▶ _Given entries_
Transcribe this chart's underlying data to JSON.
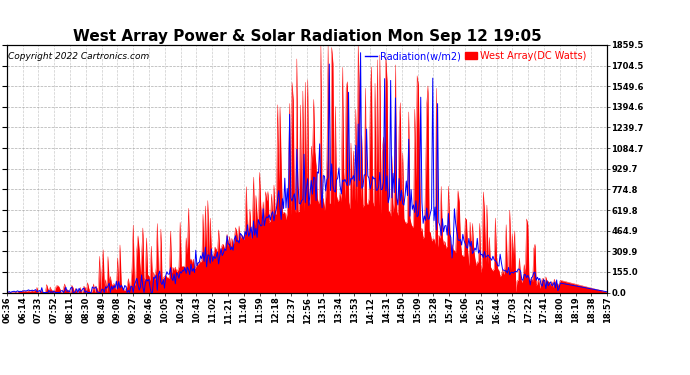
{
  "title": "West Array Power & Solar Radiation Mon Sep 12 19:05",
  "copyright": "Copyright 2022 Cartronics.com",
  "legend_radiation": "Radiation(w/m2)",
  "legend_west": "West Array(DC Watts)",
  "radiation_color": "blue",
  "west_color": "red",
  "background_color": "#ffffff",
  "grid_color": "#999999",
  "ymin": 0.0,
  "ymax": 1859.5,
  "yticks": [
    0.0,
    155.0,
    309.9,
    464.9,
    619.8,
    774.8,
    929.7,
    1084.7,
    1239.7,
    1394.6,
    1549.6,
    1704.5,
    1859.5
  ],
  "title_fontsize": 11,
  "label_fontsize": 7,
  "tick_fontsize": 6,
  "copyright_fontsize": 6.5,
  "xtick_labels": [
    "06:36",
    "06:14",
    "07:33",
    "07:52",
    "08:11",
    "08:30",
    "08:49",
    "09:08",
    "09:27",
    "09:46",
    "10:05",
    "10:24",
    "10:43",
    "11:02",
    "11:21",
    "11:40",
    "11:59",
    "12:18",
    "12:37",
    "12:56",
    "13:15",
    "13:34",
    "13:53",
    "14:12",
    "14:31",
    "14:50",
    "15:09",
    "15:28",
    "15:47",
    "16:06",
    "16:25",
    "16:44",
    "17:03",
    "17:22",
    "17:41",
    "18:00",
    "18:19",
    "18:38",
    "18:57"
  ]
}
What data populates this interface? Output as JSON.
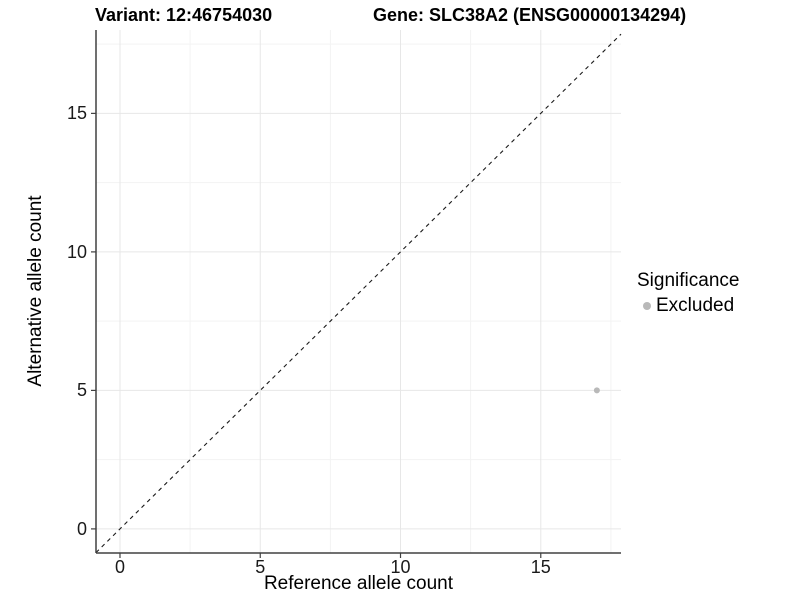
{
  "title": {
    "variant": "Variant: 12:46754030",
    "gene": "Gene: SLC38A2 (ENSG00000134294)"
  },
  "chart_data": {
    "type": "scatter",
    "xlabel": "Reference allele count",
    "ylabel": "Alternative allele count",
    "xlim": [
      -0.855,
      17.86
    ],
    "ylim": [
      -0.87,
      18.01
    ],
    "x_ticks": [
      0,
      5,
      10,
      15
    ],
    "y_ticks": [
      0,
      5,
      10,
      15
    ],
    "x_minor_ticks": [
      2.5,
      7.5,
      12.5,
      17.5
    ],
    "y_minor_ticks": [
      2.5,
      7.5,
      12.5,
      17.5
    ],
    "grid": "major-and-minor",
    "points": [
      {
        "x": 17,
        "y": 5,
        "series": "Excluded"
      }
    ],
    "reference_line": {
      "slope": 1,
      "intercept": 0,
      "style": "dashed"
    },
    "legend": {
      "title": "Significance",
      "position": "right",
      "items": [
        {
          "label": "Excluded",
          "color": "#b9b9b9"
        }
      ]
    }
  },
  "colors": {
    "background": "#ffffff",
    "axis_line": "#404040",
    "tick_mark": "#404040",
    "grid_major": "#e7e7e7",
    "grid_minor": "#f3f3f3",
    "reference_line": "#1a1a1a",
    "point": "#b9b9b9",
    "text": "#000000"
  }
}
--
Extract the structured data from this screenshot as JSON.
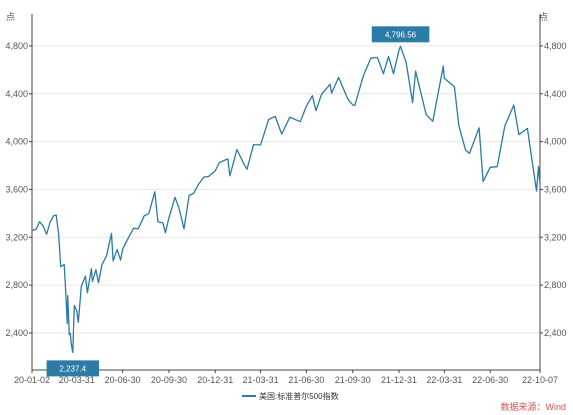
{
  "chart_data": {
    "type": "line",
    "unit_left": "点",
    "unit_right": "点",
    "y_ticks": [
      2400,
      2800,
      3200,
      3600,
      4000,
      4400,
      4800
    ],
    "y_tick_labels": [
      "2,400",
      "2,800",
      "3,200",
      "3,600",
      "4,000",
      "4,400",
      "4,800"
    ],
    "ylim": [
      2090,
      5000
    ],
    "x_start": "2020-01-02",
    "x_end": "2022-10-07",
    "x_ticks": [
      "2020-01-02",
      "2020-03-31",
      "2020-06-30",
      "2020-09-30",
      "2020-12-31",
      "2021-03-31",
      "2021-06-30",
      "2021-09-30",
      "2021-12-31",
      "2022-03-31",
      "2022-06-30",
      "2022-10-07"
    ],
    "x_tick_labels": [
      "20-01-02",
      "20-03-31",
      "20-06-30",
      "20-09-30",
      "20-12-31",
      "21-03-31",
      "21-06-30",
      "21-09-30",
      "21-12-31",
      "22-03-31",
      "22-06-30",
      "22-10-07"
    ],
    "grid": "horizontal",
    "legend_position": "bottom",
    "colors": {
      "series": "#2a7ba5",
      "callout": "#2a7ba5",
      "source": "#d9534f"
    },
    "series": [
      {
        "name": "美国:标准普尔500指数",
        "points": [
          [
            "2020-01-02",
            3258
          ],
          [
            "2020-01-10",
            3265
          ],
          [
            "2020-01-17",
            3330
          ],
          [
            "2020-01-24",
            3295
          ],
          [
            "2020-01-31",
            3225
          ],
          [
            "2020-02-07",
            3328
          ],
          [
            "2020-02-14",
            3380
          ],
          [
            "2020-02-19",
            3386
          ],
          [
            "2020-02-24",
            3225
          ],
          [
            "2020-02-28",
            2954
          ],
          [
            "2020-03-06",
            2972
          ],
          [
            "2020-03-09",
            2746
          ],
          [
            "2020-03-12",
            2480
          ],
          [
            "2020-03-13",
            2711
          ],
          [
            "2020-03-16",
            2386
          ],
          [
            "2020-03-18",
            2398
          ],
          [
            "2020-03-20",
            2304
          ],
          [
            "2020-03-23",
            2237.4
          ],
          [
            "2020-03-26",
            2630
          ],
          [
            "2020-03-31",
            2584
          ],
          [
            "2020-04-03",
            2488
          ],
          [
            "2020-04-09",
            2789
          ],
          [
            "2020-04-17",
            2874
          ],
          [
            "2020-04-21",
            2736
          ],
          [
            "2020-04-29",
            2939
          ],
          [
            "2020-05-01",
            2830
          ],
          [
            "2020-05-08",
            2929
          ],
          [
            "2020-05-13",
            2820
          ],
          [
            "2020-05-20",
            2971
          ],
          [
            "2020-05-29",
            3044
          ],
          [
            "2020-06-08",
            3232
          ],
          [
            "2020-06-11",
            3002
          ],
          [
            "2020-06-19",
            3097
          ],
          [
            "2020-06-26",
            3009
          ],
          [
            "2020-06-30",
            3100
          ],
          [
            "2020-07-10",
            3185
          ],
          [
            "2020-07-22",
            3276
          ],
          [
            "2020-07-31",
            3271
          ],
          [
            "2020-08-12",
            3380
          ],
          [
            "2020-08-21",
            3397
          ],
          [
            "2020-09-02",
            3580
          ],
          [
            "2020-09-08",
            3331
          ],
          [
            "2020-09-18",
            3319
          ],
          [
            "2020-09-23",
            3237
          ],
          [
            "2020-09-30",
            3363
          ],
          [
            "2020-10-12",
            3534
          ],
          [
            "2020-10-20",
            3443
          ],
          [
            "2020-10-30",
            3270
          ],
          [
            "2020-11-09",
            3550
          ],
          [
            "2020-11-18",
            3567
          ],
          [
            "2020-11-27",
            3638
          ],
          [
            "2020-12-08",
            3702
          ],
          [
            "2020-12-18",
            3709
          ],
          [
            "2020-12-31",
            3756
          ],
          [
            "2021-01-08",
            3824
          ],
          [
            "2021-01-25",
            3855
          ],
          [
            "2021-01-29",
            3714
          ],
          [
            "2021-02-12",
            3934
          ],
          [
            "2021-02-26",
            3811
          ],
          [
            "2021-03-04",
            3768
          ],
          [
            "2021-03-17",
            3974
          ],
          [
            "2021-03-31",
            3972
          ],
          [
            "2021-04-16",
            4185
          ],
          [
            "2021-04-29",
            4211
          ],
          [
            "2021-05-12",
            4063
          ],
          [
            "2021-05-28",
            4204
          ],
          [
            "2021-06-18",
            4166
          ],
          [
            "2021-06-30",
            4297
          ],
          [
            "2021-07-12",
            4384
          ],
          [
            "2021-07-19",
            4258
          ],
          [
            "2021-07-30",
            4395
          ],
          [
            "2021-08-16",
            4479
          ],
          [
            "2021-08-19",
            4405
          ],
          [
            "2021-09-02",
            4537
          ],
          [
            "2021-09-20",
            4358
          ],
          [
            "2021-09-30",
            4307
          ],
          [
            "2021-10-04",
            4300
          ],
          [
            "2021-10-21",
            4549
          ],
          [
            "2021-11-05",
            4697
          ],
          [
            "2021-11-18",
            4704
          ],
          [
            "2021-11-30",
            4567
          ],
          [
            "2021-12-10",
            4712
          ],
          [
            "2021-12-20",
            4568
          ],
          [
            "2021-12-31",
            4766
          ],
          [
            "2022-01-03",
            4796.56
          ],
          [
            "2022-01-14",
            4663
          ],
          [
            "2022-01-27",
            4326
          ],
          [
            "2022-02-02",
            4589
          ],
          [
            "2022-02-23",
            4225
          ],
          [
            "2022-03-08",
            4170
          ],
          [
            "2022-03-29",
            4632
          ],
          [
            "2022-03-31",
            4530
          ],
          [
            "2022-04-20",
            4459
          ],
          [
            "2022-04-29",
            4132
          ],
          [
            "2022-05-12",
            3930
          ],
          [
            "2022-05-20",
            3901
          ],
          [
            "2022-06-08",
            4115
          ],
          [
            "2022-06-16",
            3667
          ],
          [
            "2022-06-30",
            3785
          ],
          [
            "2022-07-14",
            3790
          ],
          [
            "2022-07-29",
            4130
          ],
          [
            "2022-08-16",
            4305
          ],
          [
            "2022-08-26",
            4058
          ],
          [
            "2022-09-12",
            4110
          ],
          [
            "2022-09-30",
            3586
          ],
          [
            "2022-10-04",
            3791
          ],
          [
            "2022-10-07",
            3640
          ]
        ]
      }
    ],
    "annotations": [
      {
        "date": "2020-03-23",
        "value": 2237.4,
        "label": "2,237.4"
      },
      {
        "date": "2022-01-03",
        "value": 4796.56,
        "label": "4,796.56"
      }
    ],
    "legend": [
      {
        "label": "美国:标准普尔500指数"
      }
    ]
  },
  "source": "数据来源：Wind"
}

▶ _What is required_
Copy out every line of the data that includes the word "ffffff".

▶ _Complete output_
  "background_color": "#ffffff",
    "background": "#ffffff",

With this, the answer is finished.